PROBLEM TO WORK ON
Find the lines that hold "ทยาศาสตร". Report only how many there are.

TASK INPUTS
==*==
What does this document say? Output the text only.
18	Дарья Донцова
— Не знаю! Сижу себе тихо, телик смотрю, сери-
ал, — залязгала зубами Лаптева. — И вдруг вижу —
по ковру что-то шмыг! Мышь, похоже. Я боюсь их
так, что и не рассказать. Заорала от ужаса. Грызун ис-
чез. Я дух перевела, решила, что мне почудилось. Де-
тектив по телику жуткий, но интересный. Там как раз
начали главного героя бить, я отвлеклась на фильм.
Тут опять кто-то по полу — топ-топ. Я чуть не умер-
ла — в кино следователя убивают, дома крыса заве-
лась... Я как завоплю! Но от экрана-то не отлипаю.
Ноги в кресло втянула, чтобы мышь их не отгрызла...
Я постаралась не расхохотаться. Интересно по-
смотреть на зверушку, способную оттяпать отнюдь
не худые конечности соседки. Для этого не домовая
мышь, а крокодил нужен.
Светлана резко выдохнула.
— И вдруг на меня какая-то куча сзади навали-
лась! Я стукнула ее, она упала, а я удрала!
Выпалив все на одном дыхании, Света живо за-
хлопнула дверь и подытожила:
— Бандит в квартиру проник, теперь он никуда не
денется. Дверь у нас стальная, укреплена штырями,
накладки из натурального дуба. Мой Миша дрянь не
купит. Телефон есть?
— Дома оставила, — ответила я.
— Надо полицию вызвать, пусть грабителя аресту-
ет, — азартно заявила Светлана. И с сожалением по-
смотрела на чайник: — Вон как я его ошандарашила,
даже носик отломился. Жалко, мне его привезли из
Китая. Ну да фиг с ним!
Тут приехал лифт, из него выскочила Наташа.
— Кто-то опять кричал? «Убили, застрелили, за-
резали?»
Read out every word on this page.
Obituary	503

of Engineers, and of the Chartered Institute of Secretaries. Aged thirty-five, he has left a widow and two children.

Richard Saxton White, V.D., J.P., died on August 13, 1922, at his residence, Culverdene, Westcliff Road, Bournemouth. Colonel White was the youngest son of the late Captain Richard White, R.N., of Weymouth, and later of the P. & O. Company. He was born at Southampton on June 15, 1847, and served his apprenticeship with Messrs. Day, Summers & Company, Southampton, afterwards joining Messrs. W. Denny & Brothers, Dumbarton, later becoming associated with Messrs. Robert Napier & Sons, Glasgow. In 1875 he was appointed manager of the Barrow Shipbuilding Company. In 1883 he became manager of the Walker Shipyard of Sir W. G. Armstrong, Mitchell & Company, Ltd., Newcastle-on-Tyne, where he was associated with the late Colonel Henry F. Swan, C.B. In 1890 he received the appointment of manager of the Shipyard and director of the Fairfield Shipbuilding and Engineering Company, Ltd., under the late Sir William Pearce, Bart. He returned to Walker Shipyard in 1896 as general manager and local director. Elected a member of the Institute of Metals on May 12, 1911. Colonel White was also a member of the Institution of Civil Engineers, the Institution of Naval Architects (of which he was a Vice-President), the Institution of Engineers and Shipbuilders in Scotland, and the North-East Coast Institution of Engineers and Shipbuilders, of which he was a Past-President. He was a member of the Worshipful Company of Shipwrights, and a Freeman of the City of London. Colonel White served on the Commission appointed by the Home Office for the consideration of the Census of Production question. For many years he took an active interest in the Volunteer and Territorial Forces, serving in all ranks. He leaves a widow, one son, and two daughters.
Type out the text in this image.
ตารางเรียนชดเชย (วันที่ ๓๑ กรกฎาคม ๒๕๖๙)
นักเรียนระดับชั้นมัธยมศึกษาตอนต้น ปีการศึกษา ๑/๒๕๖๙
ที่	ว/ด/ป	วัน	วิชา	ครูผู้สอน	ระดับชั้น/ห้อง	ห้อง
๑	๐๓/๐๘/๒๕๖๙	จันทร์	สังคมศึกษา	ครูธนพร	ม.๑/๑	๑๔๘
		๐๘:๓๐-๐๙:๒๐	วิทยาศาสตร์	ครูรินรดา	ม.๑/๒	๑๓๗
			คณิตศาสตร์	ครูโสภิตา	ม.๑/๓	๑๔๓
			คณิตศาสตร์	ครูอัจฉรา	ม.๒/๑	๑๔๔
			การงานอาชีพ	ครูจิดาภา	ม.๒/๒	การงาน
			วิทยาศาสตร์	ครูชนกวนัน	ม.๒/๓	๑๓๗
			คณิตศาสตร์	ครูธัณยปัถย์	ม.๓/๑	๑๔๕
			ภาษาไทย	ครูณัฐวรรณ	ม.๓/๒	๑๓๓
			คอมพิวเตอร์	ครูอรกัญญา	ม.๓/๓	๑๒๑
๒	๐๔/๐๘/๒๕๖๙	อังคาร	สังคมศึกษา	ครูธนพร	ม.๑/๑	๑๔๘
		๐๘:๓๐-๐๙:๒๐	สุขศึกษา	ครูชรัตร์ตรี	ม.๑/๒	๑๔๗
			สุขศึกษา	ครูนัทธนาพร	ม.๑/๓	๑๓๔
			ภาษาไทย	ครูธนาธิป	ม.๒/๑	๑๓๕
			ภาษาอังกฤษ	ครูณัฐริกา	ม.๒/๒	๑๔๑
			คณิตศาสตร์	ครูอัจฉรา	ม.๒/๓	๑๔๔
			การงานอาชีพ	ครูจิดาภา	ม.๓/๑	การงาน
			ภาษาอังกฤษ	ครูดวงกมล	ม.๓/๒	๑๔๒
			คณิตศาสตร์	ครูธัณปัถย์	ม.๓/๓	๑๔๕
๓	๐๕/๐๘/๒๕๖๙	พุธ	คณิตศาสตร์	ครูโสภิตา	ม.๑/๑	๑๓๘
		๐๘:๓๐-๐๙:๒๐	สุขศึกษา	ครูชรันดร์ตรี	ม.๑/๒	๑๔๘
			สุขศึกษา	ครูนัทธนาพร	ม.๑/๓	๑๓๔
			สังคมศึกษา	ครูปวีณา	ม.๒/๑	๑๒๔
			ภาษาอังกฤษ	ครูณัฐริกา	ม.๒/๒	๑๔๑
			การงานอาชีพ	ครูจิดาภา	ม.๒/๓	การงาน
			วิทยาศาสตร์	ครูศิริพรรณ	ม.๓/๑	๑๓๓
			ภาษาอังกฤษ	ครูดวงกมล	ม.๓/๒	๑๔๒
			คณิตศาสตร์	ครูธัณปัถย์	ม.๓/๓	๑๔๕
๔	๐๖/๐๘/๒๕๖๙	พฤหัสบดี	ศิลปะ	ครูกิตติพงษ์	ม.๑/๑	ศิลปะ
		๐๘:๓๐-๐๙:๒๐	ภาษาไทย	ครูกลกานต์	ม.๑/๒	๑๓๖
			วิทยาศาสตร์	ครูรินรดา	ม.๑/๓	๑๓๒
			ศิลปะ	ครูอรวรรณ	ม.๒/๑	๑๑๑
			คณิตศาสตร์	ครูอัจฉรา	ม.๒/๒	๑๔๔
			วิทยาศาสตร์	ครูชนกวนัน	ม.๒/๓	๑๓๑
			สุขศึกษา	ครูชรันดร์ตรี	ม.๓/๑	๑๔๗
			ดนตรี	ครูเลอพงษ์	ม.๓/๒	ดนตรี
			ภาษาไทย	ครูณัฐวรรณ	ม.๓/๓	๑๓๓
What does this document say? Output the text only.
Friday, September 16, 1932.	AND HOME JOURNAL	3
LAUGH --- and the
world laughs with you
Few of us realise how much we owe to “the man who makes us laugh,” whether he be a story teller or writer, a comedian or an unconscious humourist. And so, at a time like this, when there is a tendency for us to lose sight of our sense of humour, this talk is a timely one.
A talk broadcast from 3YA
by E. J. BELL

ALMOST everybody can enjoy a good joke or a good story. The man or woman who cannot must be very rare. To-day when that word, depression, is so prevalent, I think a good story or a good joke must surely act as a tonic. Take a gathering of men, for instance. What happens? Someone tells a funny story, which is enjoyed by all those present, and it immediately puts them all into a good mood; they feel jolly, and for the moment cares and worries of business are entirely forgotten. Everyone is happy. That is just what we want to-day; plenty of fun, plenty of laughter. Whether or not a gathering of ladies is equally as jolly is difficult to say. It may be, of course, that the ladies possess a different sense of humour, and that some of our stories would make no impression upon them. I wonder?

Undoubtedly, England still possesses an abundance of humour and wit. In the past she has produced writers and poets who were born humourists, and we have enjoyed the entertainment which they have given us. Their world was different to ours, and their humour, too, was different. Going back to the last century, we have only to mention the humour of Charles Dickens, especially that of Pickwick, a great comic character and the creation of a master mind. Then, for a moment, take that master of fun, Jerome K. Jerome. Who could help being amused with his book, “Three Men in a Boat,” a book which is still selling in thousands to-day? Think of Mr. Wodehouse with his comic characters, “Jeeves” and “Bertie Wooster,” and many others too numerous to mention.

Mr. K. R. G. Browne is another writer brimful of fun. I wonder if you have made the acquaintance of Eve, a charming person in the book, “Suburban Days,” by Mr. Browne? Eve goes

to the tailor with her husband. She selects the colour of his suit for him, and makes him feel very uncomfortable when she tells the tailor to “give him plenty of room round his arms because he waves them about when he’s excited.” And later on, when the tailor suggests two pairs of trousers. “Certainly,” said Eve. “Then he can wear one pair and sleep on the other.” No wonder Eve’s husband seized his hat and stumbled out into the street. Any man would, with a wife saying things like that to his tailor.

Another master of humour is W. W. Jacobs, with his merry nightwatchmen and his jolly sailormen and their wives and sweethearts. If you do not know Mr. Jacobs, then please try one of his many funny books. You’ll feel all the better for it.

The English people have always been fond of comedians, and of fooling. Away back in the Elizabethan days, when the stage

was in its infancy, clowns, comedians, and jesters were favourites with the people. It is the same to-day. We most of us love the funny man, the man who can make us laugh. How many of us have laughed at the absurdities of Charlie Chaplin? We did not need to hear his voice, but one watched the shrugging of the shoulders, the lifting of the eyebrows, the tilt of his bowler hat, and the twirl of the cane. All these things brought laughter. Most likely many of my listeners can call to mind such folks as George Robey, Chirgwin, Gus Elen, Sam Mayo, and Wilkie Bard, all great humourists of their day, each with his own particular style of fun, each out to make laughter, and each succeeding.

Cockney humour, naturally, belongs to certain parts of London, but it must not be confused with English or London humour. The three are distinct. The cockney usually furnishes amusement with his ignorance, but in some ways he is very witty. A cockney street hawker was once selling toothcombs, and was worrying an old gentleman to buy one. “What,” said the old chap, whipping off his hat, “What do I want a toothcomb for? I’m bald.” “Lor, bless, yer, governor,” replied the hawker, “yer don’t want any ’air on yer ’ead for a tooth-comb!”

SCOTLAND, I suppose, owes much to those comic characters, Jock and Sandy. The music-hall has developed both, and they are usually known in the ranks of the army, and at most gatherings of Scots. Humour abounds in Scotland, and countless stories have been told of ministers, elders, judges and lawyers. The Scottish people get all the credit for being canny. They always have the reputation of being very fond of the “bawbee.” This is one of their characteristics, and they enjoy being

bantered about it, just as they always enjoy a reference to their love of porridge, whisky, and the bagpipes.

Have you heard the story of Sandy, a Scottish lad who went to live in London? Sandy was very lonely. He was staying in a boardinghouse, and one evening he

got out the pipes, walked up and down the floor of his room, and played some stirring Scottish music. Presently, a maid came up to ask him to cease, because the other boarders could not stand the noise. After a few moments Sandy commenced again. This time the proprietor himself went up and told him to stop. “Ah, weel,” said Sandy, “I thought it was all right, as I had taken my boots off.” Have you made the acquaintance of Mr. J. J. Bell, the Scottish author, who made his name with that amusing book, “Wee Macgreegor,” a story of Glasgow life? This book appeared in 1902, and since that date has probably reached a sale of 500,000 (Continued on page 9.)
==*==
ANSWER FOR THE TASK
5